• _AIM_: Select from the data all lines with the word "mixed".

• _INFORMATION GIVEN_:
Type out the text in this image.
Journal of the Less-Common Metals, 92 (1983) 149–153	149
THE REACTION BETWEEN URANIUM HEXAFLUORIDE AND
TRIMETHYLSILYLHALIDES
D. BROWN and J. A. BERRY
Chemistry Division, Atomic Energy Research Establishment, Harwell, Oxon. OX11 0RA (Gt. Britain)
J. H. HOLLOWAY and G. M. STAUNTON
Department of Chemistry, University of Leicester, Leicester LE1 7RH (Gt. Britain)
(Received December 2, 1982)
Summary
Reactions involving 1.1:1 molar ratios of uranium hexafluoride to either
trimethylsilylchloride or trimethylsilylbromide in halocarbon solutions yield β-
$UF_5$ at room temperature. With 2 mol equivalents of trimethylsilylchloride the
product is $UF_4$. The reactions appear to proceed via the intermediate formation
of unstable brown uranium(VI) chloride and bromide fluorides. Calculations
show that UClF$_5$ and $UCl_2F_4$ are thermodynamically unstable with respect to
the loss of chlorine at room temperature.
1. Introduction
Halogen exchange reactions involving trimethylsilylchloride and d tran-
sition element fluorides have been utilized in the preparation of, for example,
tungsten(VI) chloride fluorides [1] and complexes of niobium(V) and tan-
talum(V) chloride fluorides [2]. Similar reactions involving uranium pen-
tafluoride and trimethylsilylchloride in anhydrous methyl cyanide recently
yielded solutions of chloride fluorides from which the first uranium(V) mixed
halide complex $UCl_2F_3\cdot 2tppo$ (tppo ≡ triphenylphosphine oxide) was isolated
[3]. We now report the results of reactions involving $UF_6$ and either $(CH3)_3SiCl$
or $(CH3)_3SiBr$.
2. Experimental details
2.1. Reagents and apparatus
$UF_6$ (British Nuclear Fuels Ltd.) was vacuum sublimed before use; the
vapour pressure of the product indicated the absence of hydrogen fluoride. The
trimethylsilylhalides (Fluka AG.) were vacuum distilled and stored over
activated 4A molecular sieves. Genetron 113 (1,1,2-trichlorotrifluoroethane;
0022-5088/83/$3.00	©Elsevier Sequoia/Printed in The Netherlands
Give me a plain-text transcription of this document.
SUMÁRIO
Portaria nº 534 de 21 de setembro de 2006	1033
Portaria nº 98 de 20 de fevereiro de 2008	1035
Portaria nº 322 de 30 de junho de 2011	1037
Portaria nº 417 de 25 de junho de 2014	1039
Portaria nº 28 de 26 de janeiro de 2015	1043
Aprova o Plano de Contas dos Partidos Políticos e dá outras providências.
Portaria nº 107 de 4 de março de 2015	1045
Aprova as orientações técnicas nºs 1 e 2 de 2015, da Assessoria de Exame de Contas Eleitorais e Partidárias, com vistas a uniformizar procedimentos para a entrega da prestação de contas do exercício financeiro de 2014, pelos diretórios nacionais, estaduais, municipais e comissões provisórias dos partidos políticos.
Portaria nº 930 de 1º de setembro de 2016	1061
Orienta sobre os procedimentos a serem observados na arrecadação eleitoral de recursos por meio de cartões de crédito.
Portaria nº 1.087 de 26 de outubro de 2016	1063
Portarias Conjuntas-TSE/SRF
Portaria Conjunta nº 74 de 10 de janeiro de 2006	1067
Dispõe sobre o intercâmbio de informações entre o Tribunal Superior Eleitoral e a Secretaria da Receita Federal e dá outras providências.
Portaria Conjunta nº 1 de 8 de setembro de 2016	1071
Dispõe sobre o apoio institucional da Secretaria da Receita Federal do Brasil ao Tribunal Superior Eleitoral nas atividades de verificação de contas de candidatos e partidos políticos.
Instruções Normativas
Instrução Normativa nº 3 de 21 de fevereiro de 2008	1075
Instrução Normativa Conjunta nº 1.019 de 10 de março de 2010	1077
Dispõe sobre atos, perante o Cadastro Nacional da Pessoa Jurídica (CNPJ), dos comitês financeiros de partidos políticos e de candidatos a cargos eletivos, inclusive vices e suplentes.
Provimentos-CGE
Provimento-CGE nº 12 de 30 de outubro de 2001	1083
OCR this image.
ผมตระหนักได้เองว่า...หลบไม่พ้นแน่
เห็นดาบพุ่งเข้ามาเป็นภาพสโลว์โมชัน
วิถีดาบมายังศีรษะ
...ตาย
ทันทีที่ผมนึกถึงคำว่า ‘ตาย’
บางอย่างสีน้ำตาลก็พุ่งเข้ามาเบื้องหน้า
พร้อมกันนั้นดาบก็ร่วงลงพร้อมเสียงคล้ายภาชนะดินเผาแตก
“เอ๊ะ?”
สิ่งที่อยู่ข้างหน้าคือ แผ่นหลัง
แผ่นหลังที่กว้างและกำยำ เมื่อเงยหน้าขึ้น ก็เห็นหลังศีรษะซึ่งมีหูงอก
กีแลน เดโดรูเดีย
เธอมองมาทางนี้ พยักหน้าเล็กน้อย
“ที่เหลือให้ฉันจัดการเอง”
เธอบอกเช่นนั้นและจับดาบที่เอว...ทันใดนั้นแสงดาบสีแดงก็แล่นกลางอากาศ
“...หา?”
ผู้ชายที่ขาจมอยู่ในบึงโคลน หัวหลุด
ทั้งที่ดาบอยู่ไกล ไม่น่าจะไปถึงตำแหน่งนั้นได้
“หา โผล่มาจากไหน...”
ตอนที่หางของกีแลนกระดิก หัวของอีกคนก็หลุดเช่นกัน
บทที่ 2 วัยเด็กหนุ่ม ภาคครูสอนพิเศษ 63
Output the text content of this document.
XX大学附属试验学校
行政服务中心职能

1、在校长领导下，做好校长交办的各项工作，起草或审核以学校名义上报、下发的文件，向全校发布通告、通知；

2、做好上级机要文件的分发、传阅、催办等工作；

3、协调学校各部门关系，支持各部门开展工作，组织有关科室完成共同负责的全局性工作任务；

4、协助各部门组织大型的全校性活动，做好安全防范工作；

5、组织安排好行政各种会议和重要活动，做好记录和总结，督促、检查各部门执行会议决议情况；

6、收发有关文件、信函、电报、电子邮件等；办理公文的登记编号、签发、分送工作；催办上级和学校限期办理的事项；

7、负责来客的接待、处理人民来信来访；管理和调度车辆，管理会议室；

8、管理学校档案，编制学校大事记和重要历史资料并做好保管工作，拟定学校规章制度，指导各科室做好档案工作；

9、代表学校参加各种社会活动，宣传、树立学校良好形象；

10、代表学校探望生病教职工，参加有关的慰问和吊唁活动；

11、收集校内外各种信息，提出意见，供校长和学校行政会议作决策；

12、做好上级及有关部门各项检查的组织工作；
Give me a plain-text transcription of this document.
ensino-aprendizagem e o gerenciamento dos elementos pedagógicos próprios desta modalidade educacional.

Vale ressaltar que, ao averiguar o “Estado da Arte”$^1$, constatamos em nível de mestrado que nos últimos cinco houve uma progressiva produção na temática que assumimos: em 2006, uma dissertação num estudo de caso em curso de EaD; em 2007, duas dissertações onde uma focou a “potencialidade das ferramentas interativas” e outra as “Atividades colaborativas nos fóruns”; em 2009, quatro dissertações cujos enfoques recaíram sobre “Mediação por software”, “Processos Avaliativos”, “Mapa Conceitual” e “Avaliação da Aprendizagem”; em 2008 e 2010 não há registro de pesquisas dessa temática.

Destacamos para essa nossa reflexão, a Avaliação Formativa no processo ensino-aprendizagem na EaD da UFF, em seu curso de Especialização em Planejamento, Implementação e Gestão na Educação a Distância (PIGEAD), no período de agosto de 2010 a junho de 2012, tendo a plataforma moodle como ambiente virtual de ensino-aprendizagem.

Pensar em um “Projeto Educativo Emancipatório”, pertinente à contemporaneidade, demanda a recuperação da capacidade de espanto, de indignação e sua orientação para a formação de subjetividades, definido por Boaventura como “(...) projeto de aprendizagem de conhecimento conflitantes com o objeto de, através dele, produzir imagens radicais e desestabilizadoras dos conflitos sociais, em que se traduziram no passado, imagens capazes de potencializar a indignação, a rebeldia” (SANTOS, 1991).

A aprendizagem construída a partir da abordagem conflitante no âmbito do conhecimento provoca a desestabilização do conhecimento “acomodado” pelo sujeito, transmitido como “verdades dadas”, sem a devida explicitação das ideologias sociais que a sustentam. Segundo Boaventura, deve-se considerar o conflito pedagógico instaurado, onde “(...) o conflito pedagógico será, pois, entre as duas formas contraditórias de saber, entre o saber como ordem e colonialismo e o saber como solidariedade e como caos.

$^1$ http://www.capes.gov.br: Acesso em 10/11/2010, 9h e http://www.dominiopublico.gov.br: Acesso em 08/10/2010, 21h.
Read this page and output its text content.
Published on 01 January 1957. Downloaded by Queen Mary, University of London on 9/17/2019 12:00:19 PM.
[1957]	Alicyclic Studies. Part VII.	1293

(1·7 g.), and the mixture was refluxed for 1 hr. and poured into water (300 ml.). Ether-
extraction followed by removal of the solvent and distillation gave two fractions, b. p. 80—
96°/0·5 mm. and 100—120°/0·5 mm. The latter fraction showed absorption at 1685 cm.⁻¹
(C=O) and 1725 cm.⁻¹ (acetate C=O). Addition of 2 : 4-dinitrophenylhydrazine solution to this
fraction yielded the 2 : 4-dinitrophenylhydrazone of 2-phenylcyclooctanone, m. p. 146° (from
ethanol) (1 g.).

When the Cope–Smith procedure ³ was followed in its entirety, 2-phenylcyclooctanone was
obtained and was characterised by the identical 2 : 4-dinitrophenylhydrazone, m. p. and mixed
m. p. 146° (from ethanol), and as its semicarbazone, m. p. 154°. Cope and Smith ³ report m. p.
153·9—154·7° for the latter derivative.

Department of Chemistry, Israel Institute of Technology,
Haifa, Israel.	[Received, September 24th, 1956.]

• _SOLVED EXERCISE_:
yielded solutions of chloride fluorides from which the first uranium(V) mixed
obtained and was characterised by the identical 2 : 4-dinitrophenylhydrazone, m. p. and mixed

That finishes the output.